THE PROBLEM.
Pictures within the data are to be left out; everything else must be reproduced exactly.
--- START DATA PROVIDED ---
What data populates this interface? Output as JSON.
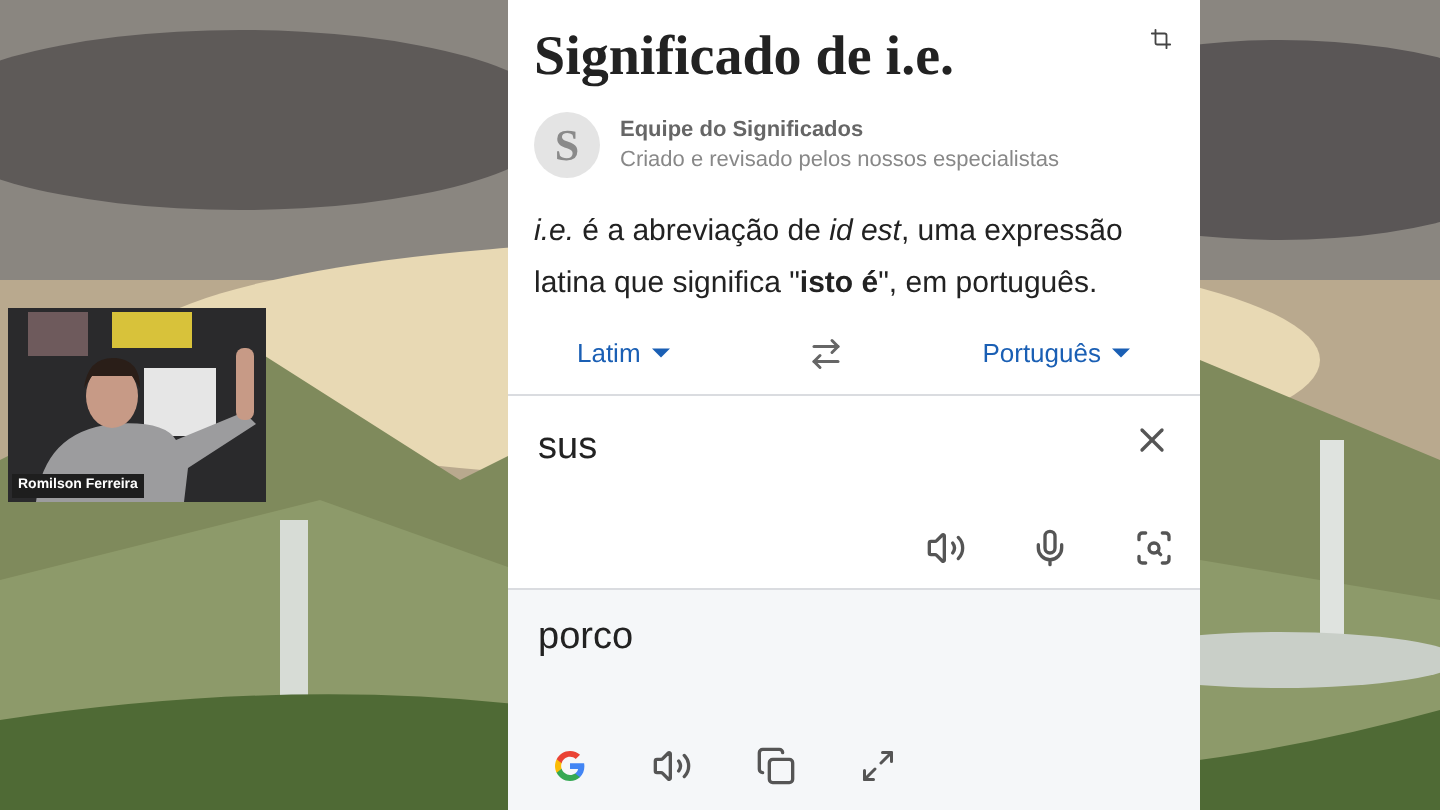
{
  "webcam": {
    "name": "Romilson Ferreira"
  },
  "article": {
    "title": "Significado de i.e.",
    "author": {
      "avatar_letter": "S",
      "name": "Equipe do Significados",
      "subtitle": "Criado e revisado pelos nossos especialistas"
    },
    "definition": "*i.e.* é a abreviação de *id est*, uma expressão latina que significa \"**isto é**\", em português."
  },
  "translator": {
    "source_language": "Latim",
    "target_language": "Português",
    "input": {
      "value": "sus"
    },
    "output": "porco"
  }
}
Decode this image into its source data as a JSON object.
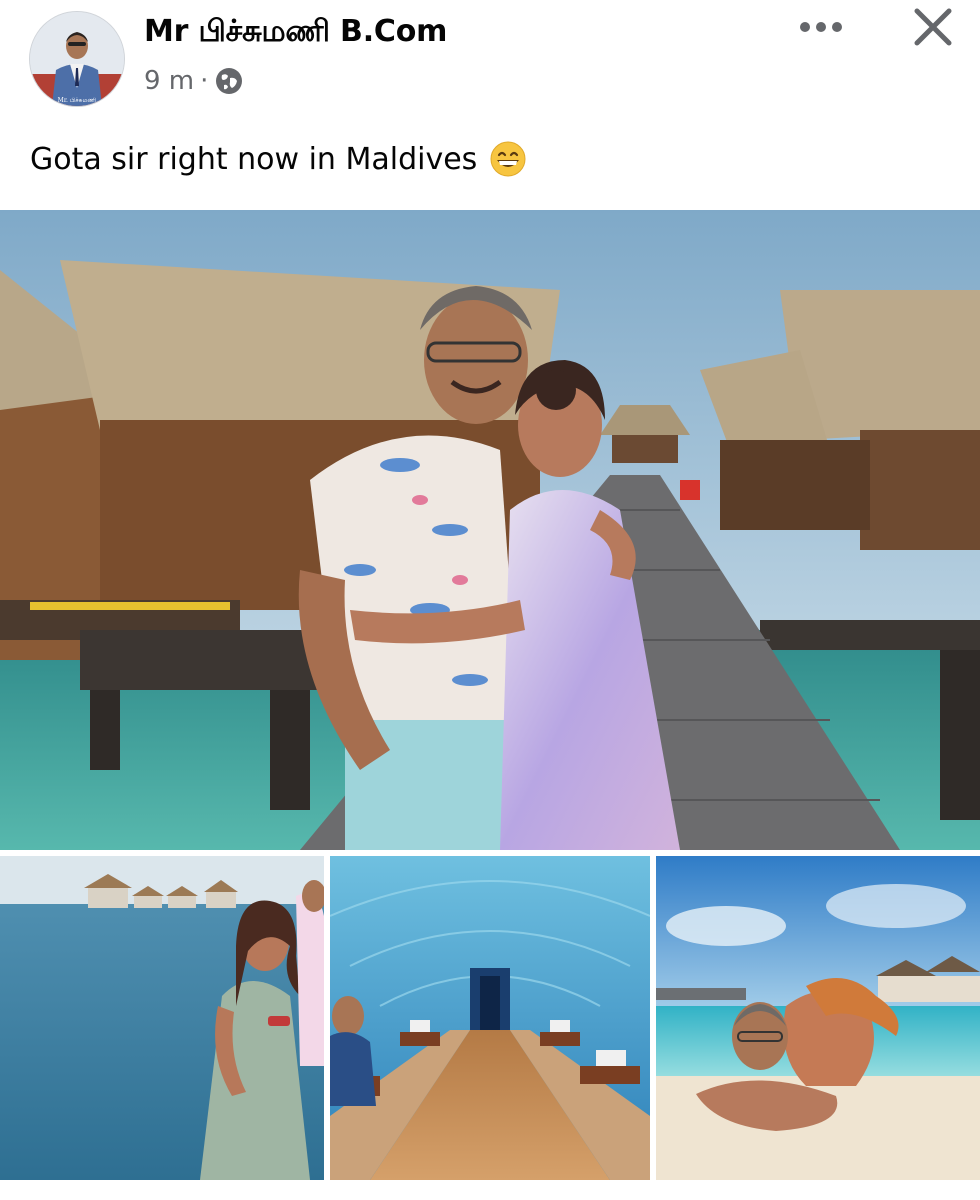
{
  "post": {
    "author": "Mr பிச்சுமணி B.Com",
    "timestamp": "9 m",
    "separator": "·",
    "audience_icon": "globe-icon",
    "caption": "Gota sir right now in Maldives",
    "caption_emoji": "grinning-face-icon",
    "header_icons": [
      "more-options-icon",
      "close-icon"
    ],
    "avatar_text": "Mr. பிச்சுமணி",
    "photos": [
      {
        "id": "main",
        "description_icon": "overwater-villa-photo"
      },
      {
        "id": "sea",
        "description_icon": "sea-photo"
      },
      {
        "id": "aquarium",
        "description_icon": "underwater-restaurant-photo"
      },
      {
        "id": "beach",
        "description_icon": "beach-photo"
      }
    ]
  },
  "colors": {
    "name": "#050505",
    "meta": "#65676b",
    "sky": "#a9c6d8",
    "water": "#3e9a97"
  }
}
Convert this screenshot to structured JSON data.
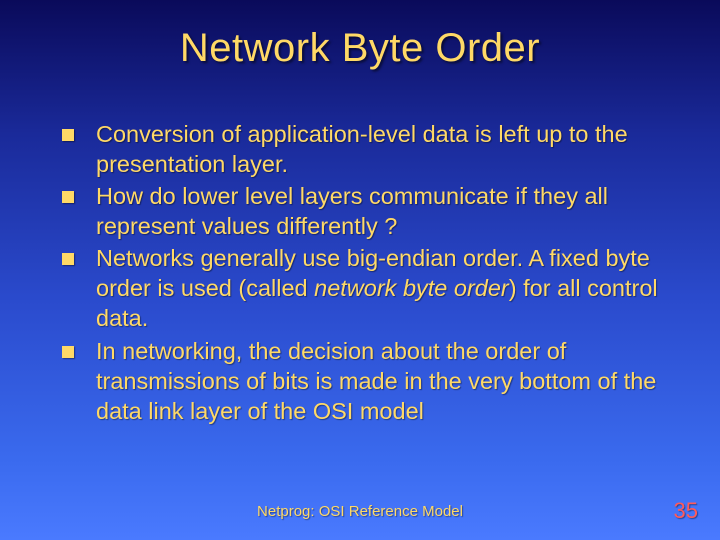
{
  "title": "Network Byte Order",
  "bullets": [
    {
      "text": "Conversion of application-level data is left up to the presentation layer."
    },
    {
      "text": "How do lower level layers communicate if they all represent values differently ?"
    },
    {
      "pre": "Networks generally use big-endian order. A fixed byte order is used (called ",
      "em": "network byte order",
      "post": ") for all control data."
    },
    {
      "text": "In networking, the decision about the order of transmissions of bits is made in the very bottom of the data link layer of the OSI model"
    }
  ],
  "footer": "Netprog:  OSI Reference Model",
  "page_number": "35"
}
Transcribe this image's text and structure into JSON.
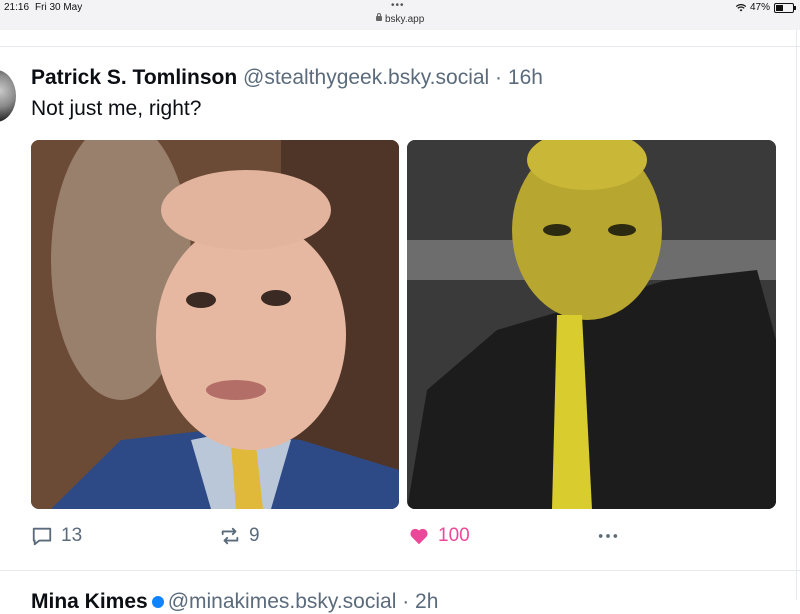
{
  "status_bar": {
    "time": "21:16",
    "date": "Fri 30 May",
    "dots": "•••",
    "url": "bsky.app",
    "battery": "47%"
  },
  "post": {
    "author_name": "Patrick S. Tomlinson",
    "author_handle": "@stealthygeek.bsky.social",
    "separator": " · ",
    "time_ago": "16h",
    "text": "Not just me, right?",
    "images": [
      {
        "icon": "photo-man-suit"
      },
      {
        "icon": "photo-creature"
      }
    ],
    "actions": {
      "reply_count": "13",
      "repost_count": "9",
      "like_count": "100"
    },
    "accent_like_color": "#ec4899"
  },
  "next_post": {
    "author_name": "Mina Kimes",
    "author_handle": "@minakimes.bsky.social",
    "separator": " · ",
    "time_ago": "2h"
  }
}
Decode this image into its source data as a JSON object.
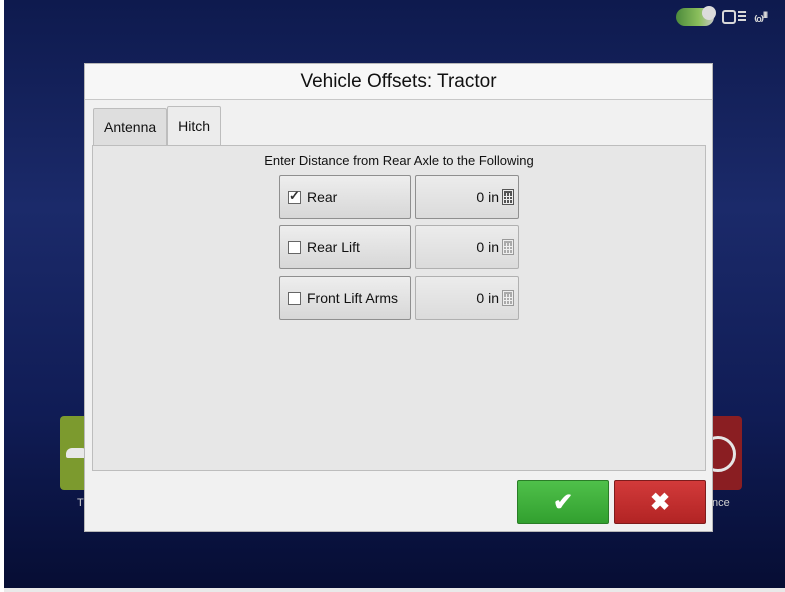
{
  "dialog": {
    "title": "Vehicle Offsets: Tractor",
    "tabs": [
      {
        "label": "Antenna",
        "active": false
      },
      {
        "label": "Hitch",
        "active": true
      }
    ],
    "heading": "Enter Distance from Rear Axle to the Following",
    "rows": [
      {
        "label": "Rear",
        "checked": true,
        "value": "0 in",
        "enabled": true
      },
      {
        "label": "Rear Lift",
        "checked": false,
        "value": "0 in",
        "enabled": false
      },
      {
        "label": "Front Lift Arms",
        "checked": false,
        "value": "0 in",
        "enabled": false
      }
    ],
    "ok_symbol": "✔",
    "cancel_symbol": "✖"
  },
  "background": {
    "left_tile_label": "Ti",
    "right_tile_label": "nce"
  },
  "status_bar": {
    "icons": [
      "gps-status-icon",
      "display-icon",
      "signal-icon"
    ],
    "signal_text": "₍ₒ₎ᴵᴵᴵ"
  },
  "colors": {
    "ok": "#3aa837",
    "cancel": "#c32e2e",
    "background": "#14236a"
  }
}
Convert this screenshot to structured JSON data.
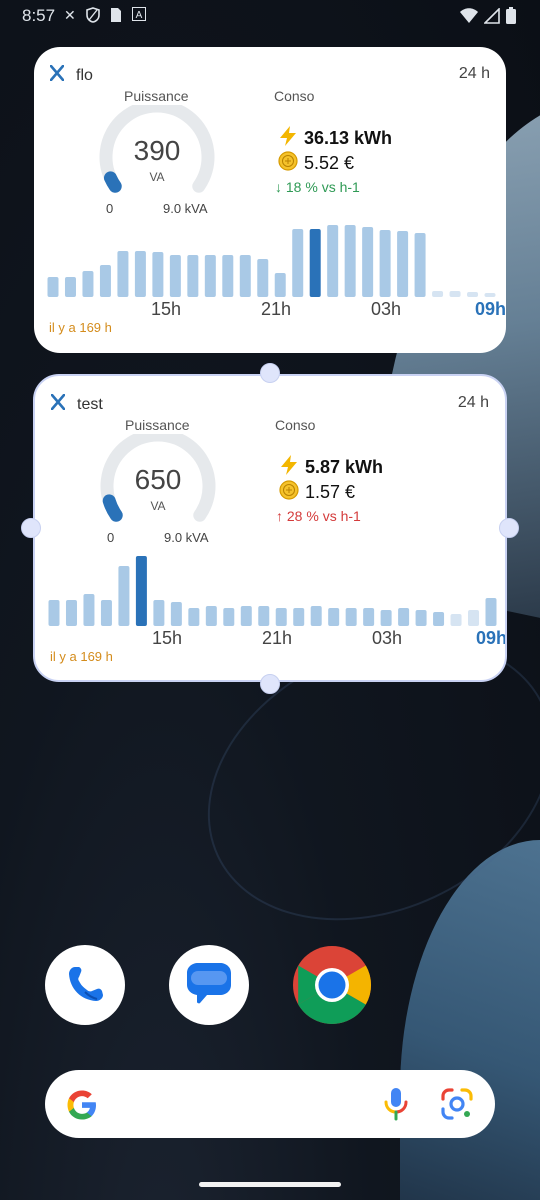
{
  "statusbar": {
    "time": "8:57",
    "icons": [
      "x-logo-icon",
      "shield-icon",
      "sim-icon",
      "font-icon"
    ],
    "right_icons": [
      "wifi-icon",
      "signal-icon",
      "battery-icon"
    ]
  },
  "widgets": [
    {
      "name": "flo",
      "range": "24 h",
      "puissance_label": "Puissance",
      "conso_label": "Conso",
      "gauge_value": "390",
      "gauge_value_num": 390,
      "gauge_unit": "VA",
      "gauge_min": "0",
      "gauge_max": "9.0 kVA",
      "gauge_max_num": 9000,
      "energy": "36.13 kWh",
      "cost": "5.52 €",
      "delta": "↓ 18 % vs h-1",
      "delta_color": "#2f9a55",
      "ago": "il y a 169 h",
      "ticks": [
        "15h",
        "21h",
        "03h",
        "09h"
      ],
      "bars": [
        20,
        20,
        26,
        32,
        46,
        46,
        45,
        42,
        42,
        42,
        42,
        42,
        38,
        24,
        68,
        68,
        72,
        72,
        70,
        67,
        66,
        64,
        6,
        6,
        5,
        4
      ],
      "highlight_index": 15,
      "faded_from": 22
    },
    {
      "name": "test",
      "range": "24 h",
      "puissance_label": "Puissance",
      "conso_label": "Conso",
      "gauge_value": "650",
      "gauge_value_num": 650,
      "gauge_unit": "VA",
      "gauge_min": "0",
      "gauge_max": "9.0 kVA",
      "gauge_max_num": 9000,
      "energy": "5.87 kWh",
      "cost": "1.57 €",
      "delta": "↑ 28 % vs h-1",
      "delta_color": "#d43b3b",
      "ago": "il y a 169 h",
      "ticks": [
        "15h",
        "21h",
        "03h",
        "09h"
      ],
      "bars": [
        26,
        26,
        32,
        26,
        60,
        70,
        26,
        24,
        18,
        20,
        18,
        20,
        20,
        18,
        18,
        20,
        18,
        18,
        18,
        16,
        18,
        16,
        14,
        12,
        16,
        28
      ],
      "highlight_index": 5,
      "faded_from": 23
    }
  ],
  "colors": {
    "bar": "#a9c9e6",
    "bar_highlight": "#2a72b8",
    "bar_faded": "#d6e4f2",
    "gauge_track": "#e6e9ec",
    "gauge_fill": "#2a72b8",
    "tick_current": "#2a72b8"
  },
  "dock": {
    "apps": [
      "phone-icon",
      "messages-icon",
      "chrome-icon"
    ]
  },
  "search": {
    "icons": [
      "google-g-icon",
      "mic-icon",
      "lens-icon"
    ]
  }
}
--- END DATA PROVIDED ---
RESPONSE FOR THIS EXERCISE.
What data populates this interface? Output as JSON.
{
  "webcam": {
    "name": "Romilson Ferreira"
  },
  "article": {
    "title": "Significado de i.e.",
    "author": {
      "avatar_letter": "S",
      "name": "Equipe do Significados",
      "subtitle": "Criado e revisado pelos nossos especialistas"
    },
    "definition": "*i.e.* é a abreviação de *id est*, uma expressão latina que significa \"**isto é**\", em português."
  },
  "translator": {
    "source_language": "Latim",
    "target_language": "Português",
    "input": {
      "value": "sus"
    },
    "output": "porco"
  }
}
Decode this image into its source data as a JSON object.
{
  "post": {
    "author": "Mr பிச்சுமணி B.Com",
    "timestamp": "9 m",
    "separator": "·",
    "audience_icon": "globe-icon",
    "caption": "Gota sir right now in Maldives",
    "caption_emoji": "grinning-face-icon",
    "header_icons": [
      "more-options-icon",
      "close-icon"
    ],
    "avatar_text": "Mr. பிச்சுமணி",
    "photos": [
      {
        "id": "main",
        "description_icon": "overwater-villa-photo"
      },
      {
        "id": "sea",
        "description_icon": "sea-photo"
      },
      {
        "id": "aquarium",
        "description_icon": "underwater-restaurant-photo"
      },
      {
        "id": "beach",
        "description_icon": "beach-photo"
      }
    ]
  },
  "colors": {
    "name": "#050505",
    "meta": "#65676b",
    "sky": "#a9c6d8",
    "water": "#3e9a97"
  }
}
Convert this screenshot to structured JSON data.
{
  "title": "Network Byte Order",
  "bullets": [
    {
      "text": "Conversion of application-level data is left up to the presentation layer."
    },
    {
      "text": "How do lower level layers communicate if they all represent values differently ?"
    },
    {
      "pre": "Networks generally use big-endian order. A fixed byte order is used (called ",
      "em": "network byte order",
      "post": ") for all control data."
    },
    {
      "text": "In networking, the decision about the order of transmissions of bits is made in the very bottom of the data link layer of the OSI model"
    }
  ],
  "footer": "Netprog:  OSI Reference Model",
  "page_number": "35"
}
Transcribe this image's text and structure into JSON.
{
  "status_bar": {
    "time": "21:16",
    "date": "Fri 30 May",
    "dots": "•••",
    "url": "bsky.app",
    "battery": "47%"
  },
  "post": {
    "author_name": "Patrick S. Tomlinson",
    "author_handle": "@stealthygeek.bsky.social",
    "separator": " · ",
    "time_ago": "16h",
    "text": "Not just me, right?",
    "images": [
      {
        "icon": "photo-man-suit"
      },
      {
        "icon": "photo-creature"
      }
    ],
    "actions": {
      "reply_count": "13",
      "repost_count": "9",
      "like_count": "100"
    },
    "accent_like_color": "#ec4899"
  },
  "next_post": {
    "author_name": "Mina Kimes",
    "author_handle": "@minakimes.bsky.social",
    "separator": " · ",
    "time_ago": "2h"
  }
}
Decode this image into its source data as a JSON object.
{
  "dialog": {
    "title": "Vehicle Offsets: Tractor",
    "tabs": [
      {
        "label": "Antenna",
        "active": false
      },
      {
        "label": "Hitch",
        "active": true
      }
    ],
    "heading": "Enter Distance from Rear Axle to the Following",
    "rows": [
      {
        "label": "Rear",
        "checked": true,
        "value": "0 in",
        "enabled": true
      },
      {
        "label": "Rear Lift",
        "checked": false,
        "value": "0 in",
        "enabled": false
      },
      {
        "label": "Front Lift Arms",
        "checked": false,
        "value": "0 in",
        "enabled": false
      }
    ],
    "ok_symbol": "✔",
    "cancel_symbol": "✖"
  },
  "background": {
    "left_tile_label": "Ti",
    "right_tile_label": "nce"
  },
  "status_bar": {
    "icons": [
      "gps-status-icon",
      "display-icon",
      "signal-icon"
    ],
    "signal_text": "₍ₒ₎ᴵᴵᴵ"
  },
  "colors": {
    "ok": "#3aa837",
    "cancel": "#c32e2e",
    "background": "#14236a"
  }
}
Convert this screenshot to structured JSON data.
{
  "statusbar": {
    "time": "8:57",
    "icons": [
      "x-logo-icon",
      "shield-icon",
      "sim-icon",
      "font-icon"
    ],
    "right_icons": [
      "wifi-icon",
      "signal-icon",
      "battery-icon"
    ]
  },
  "widgets": [
    {
      "name": "flo",
      "range": "24 h",
      "puissance_label": "Puissance",
      "conso_label": "Conso",
      "gauge_value": "390",
      "gauge_value_num": 390,
      "gauge_unit": "VA",
      "gauge_min": "0",
      "gauge_max": "9.0 kVA",
      "gauge_max_num": 9000,
      "energy": "36.13 kWh",
      "cost": "5.52 €",
      "delta": "↓ 18 % vs h-1",
      "delta_color": "#2f9a55",
      "ago": "il y a 169 h",
      "ticks": [
        "15h",
        "21h",
        "03h",
        "09h"
      ],
      "bars": [
        20,
        20,
        26,
        32,
        46,
        46,
        45,
        42,
        42,
        42,
        42,
        42,
        38,
        24,
        68,
        68,
        72,
        72,
        70,
        67,
        66,
        64,
        6,
        6,
        5,
        4
      ],
      "highlight_index": 15,
      "faded_from": 22
    },
    {
      "name": "test",
      "range": "24 h",
      "puissance_label": "Puissance",
      "conso_label": "Conso",
      "gauge_value": "650",
      "gauge_value_num": 650,
      "gauge_unit": "VA",
      "gauge_min": "0",
      "gauge_max": "9.0 kVA",
      "gauge_max_num": 9000,
      "energy": "5.87 kWh",
      "cost": "1.57 €",
      "delta": "↑ 28 % vs h-1",
      "delta_color": "#d43b3b",
      "ago": "il y a 169 h",
      "ticks": [
        "15h",
        "21h",
        "03h",
        "09h"
      ],
      "bars": [
        26,
        26,
        32,
        26,
        60,
        70,
        26,
        24,
        18,
        20,
        18,
        20,
        20,
        18,
        18,
        20,
        18,
        18,
        18,
        16,
        18,
        16,
        14,
        12,
        16,
        28
      ],
      "highlight_index": 5,
      "faded_from": 23
    }
  ],
  "colors": {
    "bar": "#a9c9e6",
    "bar_highlight": "#2a72b8",
    "bar_faded": "#d6e4f2",
    "gauge_track": "#e6e9ec",
    "gauge_fill": "#2a72b8",
    "tick_current": "#2a72b8"
  },
  "dock": {
    "apps": [
      "phone-icon",
      "messages-icon",
      "chrome-icon"
    ]
  },
  "search": {
    "icons": [
      "google-g-icon",
      "mic-icon",
      "lens-icon"
    ]
  }
}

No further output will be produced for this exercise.